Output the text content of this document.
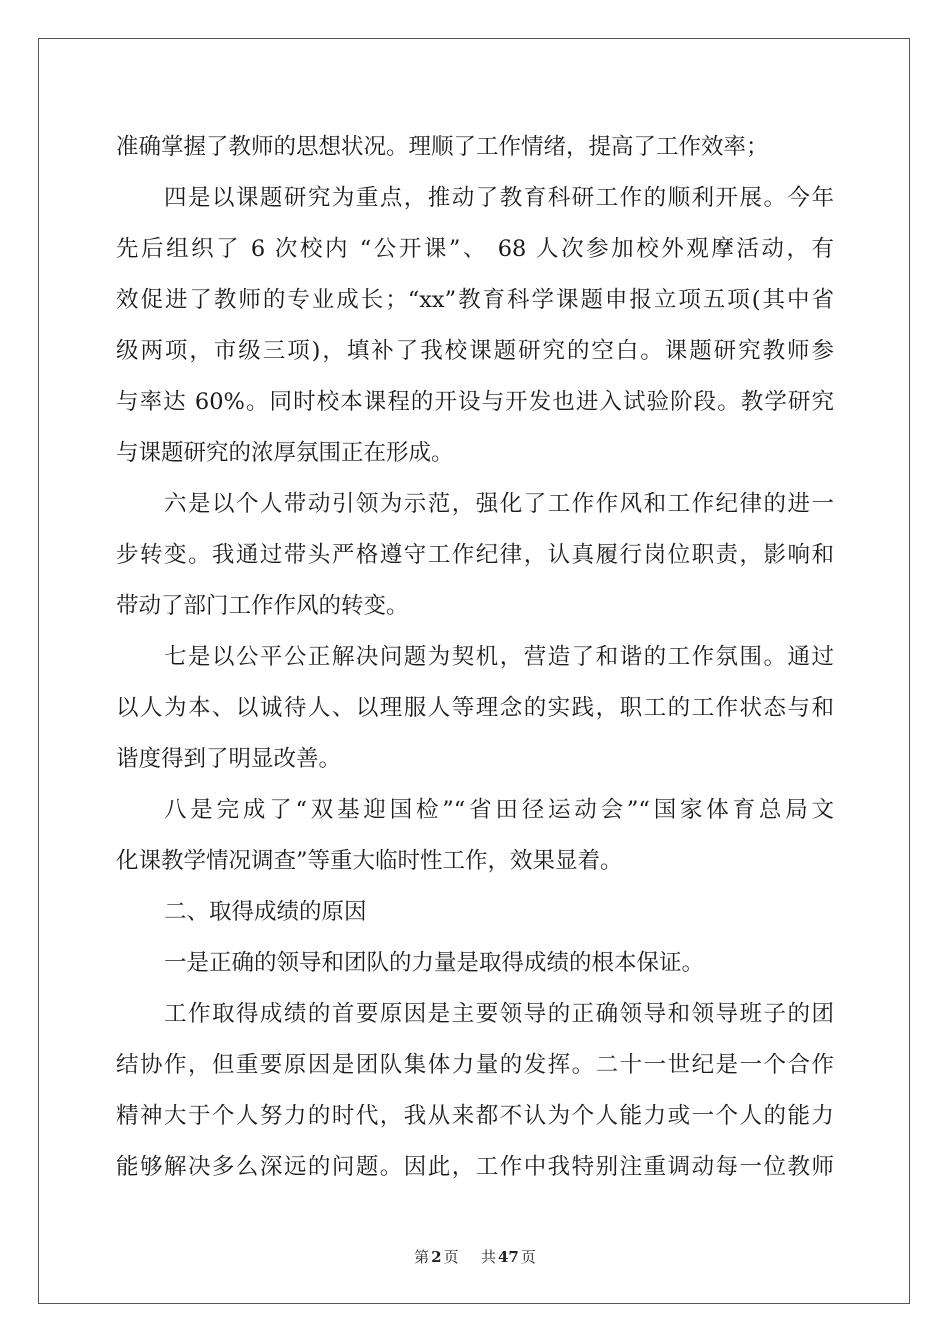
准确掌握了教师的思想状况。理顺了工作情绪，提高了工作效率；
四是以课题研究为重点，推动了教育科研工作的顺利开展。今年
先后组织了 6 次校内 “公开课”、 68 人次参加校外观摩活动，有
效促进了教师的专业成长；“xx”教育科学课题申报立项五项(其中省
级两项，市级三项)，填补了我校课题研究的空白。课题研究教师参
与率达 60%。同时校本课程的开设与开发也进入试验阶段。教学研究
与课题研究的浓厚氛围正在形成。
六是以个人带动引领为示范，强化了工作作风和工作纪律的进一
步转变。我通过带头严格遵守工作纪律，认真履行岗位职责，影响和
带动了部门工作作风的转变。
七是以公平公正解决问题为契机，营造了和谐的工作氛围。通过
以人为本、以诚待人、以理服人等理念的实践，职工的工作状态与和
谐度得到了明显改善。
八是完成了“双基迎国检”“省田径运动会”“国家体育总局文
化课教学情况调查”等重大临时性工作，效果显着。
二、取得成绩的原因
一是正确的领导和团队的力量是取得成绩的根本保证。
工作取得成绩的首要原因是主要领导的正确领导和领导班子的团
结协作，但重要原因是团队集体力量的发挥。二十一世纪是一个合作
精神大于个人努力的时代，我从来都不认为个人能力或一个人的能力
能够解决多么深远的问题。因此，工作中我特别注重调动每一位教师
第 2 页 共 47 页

————————

Copy each line in full and exactly, omitting any picture.

Output the text content of this document.
准确掌握了教师的思想状况。理顺了工作情绪，提高了工作效率；
四是以课题研究为重点，推动了教育科研工作的顺利开展。今年
先后组织了 6 次校内 “公开课”、 68 人次参加校外观摩活动，有
效促进了教师的专业成长；“xx”教育科学课题申报立项五项(其中省
级两项，市级三项)，填补了我校课题研究的空白。课题研究教师参
与率达 60%。同时校本课程的开设与开发也进入试验阶段。教学研究
与课题研究的浓厚氛围正在形成。
六是以个人带动引领为示范，强化了工作作风和工作纪律的进一
步转变。我通过带头严格遵守工作纪律，认真履行岗位职责，影响和
带动了部门工作作风的转变。
七是以公平公正解决问题为契机，营造了和谐的工作氛围。通过
以人为本、以诚待人、以理服人等理念的实践，职工的工作状态与和
谐度得到了明显改善。
八是完成了“双基迎国检”“省田径运动会”“国家体育总局文
化课教学情况调查”等重大临时性工作，效果显着。
二、取得成绩的原因
一是正确的领导和团队的力量是取得成绩的根本保证。
工作取得成绩的首要原因是主要领导的正确领导和领导班子的团
结协作，但重要原因是团队集体力量的发挥。二十一世纪是一个合作
精神大于个人努力的时代，我从来都不认为个人能力或一个人的能力
能够解决多么深远的问题。因此，工作中我特别注重调动每一位教师
第 2 页 共 47 页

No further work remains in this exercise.